[Records about charts and figures]
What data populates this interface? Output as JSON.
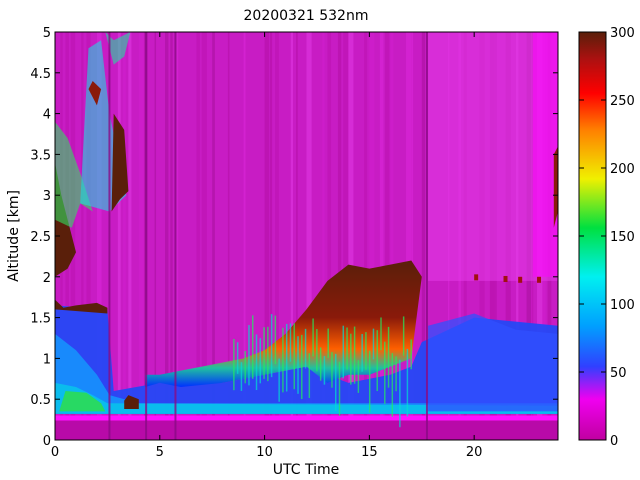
{
  "chart_data": {
    "type": "heatmap",
    "title": "20200321 532nm",
    "xlabel": "UTC Time",
    "ylabel": "Altitude [km]",
    "xlim": [
      0,
      24
    ],
    "ylim": [
      0,
      5
    ],
    "clim": [
      0,
      300
    ],
    "colormap": "hsv-like (magenta-blue-cyan-green-yellow-red-dark red)",
    "x_ticks": [
      0,
      5,
      10,
      15,
      20
    ],
    "y_ticks": [
      0,
      0.5,
      1,
      1.5,
      2,
      2.5,
      3,
      3.5,
      4,
      4.5,
      5
    ],
    "colorbar_ticks": [
      0,
      50,
      100,
      150,
      200,
      250,
      300
    ],
    "x_tick_labels": [
      "0",
      "5",
      "10",
      "15",
      "20"
    ],
    "y_tick_labels": [
      "0",
      "0.5",
      "1",
      "1.5",
      "2",
      "2.5",
      "3",
      "3.5",
      "4",
      "4.5",
      "5"
    ],
    "colorbar_tick_labels": [
      "0",
      "50",
      "100",
      "150",
      "200",
      "250",
      "300"
    ],
    "cloud_top_km": [
      [
        0,
        1.7
      ],
      [
        2.5,
        1.65
      ],
      [
        3,
        0.55
      ],
      [
        3.5,
        0.4
      ],
      [
        4,
        0.35
      ],
      [
        4.3,
        0.8
      ],
      [
        5,
        0.8
      ],
      [
        6,
        0.85
      ],
      [
        7,
        0.9
      ],
      [
        8,
        0.95
      ],
      [
        9,
        1.0
      ],
      [
        10,
        1.1
      ],
      [
        11,
        1.3
      ],
      [
        12,
        1.6
      ],
      [
        13,
        1.95
      ],
      [
        14,
        2.15
      ],
      [
        15,
        2.1
      ],
      [
        16,
        2.15
      ],
      [
        17,
        2.2
      ],
      [
        17.5,
        2.0
      ],
      [
        19,
        2.0
      ],
      [
        20,
        2.0
      ],
      [
        22,
        1.95
      ],
      [
        24,
        1.9
      ]
    ],
    "cloud_base_km": [
      [
        4.3,
        0.65
      ],
      [
        5,
        0.7
      ],
      [
        6,
        0.65
      ],
      [
        8,
        0.7
      ],
      [
        10,
        0.8
      ],
      [
        12,
        0.9
      ],
      [
        13,
        0.7
      ],
      [
        14,
        0.8
      ],
      [
        15,
        0.8
      ],
      [
        16,
        0.9
      ],
      [
        17,
        1.0
      ]
    ],
    "high_cloud_km": [
      [
        0,
        3.4
      ],
      [
        0.5,
        3.0
      ],
      [
        1,
        2.5
      ],
      [
        2.3,
        4.2
      ],
      [
        3,
        3.2
      ],
      [
        3.5,
        3.1
      ],
      [
        23.8,
        2.9
      ]
    ]
  }
}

WHAT YOU HAVE TO DO :: Repeat the preceding records precisely, and leave every picture out of the copy.

ANSWER TO THE PROBLEM ::
What data populates this interface? Output as JSON.
{
  "chart_data": {
    "type": "heatmap",
    "title": "20200321 532nm",
    "xlabel": "UTC Time",
    "ylabel": "Altitude [km]",
    "xlim": [
      0,
      24
    ],
    "ylim": [
      0,
      5
    ],
    "clim": [
      0,
      300
    ],
    "colormap": "hsv-like (magenta-blue-cyan-green-yellow-red-dark red)",
    "x_ticks": [
      0,
      5,
      10,
      15,
      20
    ],
    "y_ticks": [
      0,
      0.5,
      1,
      1.5,
      2,
      2.5,
      3,
      3.5,
      4,
      4.5,
      5
    ],
    "colorbar_ticks": [
      0,
      50,
      100,
      150,
      200,
      250,
      300
    ],
    "x_tick_labels": [
      "0",
      "5",
      "10",
      "15",
      "20"
    ],
    "y_tick_labels": [
      "0",
      "0.5",
      "1",
      "1.5",
      "2",
      "2.5",
      "3",
      "3.5",
      "4",
      "4.5",
      "5"
    ],
    "colorbar_tick_labels": [
      "0",
      "50",
      "100",
      "150",
      "200",
      "250",
      "300"
    ],
    "cloud_top_km": [
      [
        0,
        1.7
      ],
      [
        2.5,
        1.65
      ],
      [
        3,
        0.55
      ],
      [
        3.5,
        0.4
      ],
      [
        4,
        0.35
      ],
      [
        4.3,
        0.8
      ],
      [
        5,
        0.8
      ],
      [
        6,
        0.85
      ],
      [
        7,
        0.9
      ],
      [
        8,
        0.95
      ],
      [
        9,
        1.0
      ],
      [
        10,
        1.1
      ],
      [
        11,
        1.3
      ],
      [
        12,
        1.6
      ],
      [
        13,
        1.95
      ],
      [
        14,
        2.15
      ],
      [
        15,
        2.1
      ],
      [
        16,
        2.15
      ],
      [
        17,
        2.2
      ],
      [
        17.5,
        2.0
      ],
      [
        19,
        2.0
      ],
      [
        20,
        2.0
      ],
      [
        22,
        1.95
      ],
      [
        24,
        1.9
      ]
    ],
    "cloud_base_km": [
      [
        4.3,
        0.65
      ],
      [
        5,
        0.7
      ],
      [
        6,
        0.65
      ],
      [
        8,
        0.7
      ],
      [
        10,
        0.8
      ],
      [
        12,
        0.9
      ],
      [
        13,
        0.7
      ],
      [
        14,
        0.8
      ],
      [
        15,
        0.8
      ],
      [
        16,
        0.9
      ],
      [
        17,
        1.0
      ]
    ],
    "high_cloud_km": [
      [
        0,
        3.4
      ],
      [
        0.5,
        3.0
      ],
      [
        1,
        2.5
      ],
      [
        2.3,
        4.2
      ],
      [
        3,
        3.2
      ],
      [
        3.5,
        3.1
      ],
      [
        23.8,
        2.9
      ]
    ]
  }
}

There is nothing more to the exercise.